#### Written instruction
Search the material for the word "abbondante" and report each line where it turns up.

#### Task input

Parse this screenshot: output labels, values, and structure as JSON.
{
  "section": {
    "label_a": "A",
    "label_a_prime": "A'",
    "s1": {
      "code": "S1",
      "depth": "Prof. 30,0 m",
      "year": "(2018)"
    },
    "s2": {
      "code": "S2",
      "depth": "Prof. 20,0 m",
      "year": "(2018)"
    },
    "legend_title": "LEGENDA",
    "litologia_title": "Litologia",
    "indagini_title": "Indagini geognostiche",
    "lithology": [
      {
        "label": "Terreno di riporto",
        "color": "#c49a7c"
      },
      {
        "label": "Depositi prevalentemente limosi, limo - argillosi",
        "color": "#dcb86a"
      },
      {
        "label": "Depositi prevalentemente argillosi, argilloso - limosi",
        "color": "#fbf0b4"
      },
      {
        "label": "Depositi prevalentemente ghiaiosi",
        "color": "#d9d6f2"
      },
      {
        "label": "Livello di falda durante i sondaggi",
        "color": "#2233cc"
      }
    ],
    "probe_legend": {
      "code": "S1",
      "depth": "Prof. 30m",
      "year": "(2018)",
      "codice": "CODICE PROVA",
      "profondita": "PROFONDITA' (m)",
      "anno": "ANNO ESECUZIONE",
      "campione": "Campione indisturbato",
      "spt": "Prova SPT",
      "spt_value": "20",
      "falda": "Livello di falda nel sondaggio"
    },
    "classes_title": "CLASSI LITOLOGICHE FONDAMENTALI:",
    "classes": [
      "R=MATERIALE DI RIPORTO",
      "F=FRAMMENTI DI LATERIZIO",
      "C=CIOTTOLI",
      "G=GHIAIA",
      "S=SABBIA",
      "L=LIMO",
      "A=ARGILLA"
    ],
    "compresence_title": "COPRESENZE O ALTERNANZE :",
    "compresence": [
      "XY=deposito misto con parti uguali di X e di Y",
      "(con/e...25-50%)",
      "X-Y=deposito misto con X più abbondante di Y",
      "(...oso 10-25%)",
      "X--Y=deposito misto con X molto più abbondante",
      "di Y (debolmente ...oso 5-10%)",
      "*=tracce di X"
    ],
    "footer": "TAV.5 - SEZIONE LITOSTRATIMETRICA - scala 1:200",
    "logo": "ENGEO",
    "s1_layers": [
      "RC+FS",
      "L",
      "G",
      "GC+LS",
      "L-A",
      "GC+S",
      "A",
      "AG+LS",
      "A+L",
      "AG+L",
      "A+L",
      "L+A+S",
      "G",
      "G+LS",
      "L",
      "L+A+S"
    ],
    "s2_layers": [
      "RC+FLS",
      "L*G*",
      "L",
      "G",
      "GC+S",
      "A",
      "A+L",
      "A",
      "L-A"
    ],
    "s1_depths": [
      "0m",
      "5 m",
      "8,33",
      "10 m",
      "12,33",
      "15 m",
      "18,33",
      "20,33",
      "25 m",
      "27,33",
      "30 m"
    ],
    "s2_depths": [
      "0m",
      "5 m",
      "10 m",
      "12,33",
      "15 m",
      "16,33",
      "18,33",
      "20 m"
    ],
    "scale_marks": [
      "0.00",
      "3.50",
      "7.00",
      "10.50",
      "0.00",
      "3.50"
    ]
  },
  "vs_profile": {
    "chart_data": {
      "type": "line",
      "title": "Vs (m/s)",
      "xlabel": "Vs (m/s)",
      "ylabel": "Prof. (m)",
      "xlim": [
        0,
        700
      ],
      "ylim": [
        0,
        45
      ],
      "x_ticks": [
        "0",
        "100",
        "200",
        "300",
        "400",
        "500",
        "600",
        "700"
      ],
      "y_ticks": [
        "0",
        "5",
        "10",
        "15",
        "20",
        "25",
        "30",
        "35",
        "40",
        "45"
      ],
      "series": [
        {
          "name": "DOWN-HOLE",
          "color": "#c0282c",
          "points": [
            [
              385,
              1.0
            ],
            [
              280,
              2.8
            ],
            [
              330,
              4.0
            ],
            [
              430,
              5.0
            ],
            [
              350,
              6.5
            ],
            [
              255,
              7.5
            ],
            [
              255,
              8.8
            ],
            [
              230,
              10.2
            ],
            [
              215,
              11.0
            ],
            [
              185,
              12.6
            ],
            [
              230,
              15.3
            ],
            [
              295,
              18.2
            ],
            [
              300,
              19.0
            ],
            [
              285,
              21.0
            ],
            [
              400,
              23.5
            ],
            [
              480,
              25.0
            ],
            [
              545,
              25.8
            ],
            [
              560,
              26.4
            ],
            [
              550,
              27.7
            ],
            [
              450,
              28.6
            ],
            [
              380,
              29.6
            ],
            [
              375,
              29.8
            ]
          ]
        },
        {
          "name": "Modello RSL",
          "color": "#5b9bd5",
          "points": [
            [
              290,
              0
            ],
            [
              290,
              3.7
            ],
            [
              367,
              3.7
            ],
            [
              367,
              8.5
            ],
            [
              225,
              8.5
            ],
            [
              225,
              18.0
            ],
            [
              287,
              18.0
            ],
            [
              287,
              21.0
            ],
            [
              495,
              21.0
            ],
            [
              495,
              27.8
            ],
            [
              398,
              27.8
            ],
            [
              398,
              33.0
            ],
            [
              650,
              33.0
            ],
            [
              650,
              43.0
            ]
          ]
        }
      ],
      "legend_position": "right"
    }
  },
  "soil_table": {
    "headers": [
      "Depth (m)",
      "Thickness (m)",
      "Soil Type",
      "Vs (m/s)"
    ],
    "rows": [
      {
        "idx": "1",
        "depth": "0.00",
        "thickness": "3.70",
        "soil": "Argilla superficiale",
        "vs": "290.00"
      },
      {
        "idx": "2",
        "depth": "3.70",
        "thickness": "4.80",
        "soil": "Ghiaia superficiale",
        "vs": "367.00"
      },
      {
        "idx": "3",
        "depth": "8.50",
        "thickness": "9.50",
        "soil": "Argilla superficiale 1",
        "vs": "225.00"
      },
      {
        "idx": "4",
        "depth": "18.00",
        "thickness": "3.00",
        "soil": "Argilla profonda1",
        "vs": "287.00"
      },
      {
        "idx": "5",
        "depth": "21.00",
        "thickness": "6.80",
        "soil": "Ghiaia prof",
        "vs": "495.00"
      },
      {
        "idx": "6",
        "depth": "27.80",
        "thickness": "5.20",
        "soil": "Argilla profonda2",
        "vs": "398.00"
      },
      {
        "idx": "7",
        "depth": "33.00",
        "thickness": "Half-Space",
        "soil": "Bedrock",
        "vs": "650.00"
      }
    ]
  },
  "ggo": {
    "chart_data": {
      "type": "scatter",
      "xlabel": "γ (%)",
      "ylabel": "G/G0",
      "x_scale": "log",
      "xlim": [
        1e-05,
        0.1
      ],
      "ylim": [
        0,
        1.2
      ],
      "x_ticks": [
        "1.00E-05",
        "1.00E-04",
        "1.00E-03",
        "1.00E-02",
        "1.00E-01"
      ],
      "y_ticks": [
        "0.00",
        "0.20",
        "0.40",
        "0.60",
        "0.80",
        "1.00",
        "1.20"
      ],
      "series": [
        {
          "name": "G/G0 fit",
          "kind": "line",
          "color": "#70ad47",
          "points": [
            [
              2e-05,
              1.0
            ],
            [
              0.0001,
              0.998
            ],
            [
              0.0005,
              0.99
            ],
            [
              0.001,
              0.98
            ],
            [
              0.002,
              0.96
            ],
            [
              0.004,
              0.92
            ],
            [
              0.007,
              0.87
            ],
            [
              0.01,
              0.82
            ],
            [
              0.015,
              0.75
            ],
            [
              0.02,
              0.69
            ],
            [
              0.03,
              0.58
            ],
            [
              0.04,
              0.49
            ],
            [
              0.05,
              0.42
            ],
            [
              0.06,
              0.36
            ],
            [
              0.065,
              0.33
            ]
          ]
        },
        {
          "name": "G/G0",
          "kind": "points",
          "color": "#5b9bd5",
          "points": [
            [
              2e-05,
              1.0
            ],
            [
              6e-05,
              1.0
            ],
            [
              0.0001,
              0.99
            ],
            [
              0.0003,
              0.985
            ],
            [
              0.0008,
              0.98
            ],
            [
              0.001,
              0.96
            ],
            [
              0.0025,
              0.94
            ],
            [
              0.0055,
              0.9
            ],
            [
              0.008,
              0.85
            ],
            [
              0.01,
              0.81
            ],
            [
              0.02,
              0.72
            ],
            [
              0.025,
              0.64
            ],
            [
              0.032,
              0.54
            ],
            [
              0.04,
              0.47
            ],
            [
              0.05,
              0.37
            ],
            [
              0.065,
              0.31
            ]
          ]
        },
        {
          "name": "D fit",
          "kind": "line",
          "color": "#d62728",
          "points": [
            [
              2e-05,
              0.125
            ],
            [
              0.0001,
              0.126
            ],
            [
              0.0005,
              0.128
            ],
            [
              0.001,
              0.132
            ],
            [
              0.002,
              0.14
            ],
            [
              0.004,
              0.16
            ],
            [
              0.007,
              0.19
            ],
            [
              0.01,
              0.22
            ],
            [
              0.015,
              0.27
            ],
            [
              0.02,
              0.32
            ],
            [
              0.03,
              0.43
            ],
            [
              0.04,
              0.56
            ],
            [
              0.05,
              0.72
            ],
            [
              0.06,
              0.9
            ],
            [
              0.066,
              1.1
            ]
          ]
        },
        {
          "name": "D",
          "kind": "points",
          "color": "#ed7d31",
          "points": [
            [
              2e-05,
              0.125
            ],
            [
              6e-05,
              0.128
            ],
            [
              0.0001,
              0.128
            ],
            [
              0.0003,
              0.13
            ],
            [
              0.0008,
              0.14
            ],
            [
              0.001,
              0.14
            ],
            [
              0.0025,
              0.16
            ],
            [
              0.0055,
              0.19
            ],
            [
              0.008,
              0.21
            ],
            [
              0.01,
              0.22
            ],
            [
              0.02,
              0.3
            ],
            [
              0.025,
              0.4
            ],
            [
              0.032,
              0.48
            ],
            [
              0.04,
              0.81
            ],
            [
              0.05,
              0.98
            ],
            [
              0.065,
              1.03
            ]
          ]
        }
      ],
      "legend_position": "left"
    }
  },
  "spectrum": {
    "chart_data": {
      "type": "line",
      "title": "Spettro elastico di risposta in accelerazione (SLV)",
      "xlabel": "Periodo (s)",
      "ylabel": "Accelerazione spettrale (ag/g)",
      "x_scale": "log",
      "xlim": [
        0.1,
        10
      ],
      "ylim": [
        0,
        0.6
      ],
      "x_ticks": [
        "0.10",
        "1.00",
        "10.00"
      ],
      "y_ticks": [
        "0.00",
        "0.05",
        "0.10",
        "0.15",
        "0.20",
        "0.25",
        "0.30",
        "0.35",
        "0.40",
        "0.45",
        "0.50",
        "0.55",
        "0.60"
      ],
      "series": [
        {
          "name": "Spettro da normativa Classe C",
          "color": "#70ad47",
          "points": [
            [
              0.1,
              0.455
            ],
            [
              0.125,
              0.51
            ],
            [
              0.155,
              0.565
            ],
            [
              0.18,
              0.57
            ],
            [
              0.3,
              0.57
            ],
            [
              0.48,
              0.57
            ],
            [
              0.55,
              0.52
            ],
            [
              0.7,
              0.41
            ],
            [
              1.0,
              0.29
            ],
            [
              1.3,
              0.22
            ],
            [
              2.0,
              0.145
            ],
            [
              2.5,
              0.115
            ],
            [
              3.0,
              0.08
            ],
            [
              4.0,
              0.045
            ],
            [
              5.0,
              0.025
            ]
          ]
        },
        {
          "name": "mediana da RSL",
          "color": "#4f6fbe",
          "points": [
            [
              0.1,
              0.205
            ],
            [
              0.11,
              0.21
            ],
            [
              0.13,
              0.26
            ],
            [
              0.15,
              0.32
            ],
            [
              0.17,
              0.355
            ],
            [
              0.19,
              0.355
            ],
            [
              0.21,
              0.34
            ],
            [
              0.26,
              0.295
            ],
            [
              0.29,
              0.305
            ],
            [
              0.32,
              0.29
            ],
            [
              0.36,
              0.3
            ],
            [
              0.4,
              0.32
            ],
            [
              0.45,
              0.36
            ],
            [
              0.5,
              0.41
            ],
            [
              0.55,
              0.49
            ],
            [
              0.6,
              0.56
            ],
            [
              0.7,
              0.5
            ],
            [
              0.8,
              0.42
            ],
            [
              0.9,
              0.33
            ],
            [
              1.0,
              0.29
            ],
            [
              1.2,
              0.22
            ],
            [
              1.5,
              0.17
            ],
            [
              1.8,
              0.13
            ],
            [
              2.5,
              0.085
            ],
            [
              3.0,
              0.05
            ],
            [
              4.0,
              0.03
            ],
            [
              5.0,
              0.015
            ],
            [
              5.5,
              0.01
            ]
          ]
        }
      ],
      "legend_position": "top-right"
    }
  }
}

#### Response below
      "X-Y=deposito misto con X più abbondante di Y",
      "X--Y=deposito misto con X molto più abbondante",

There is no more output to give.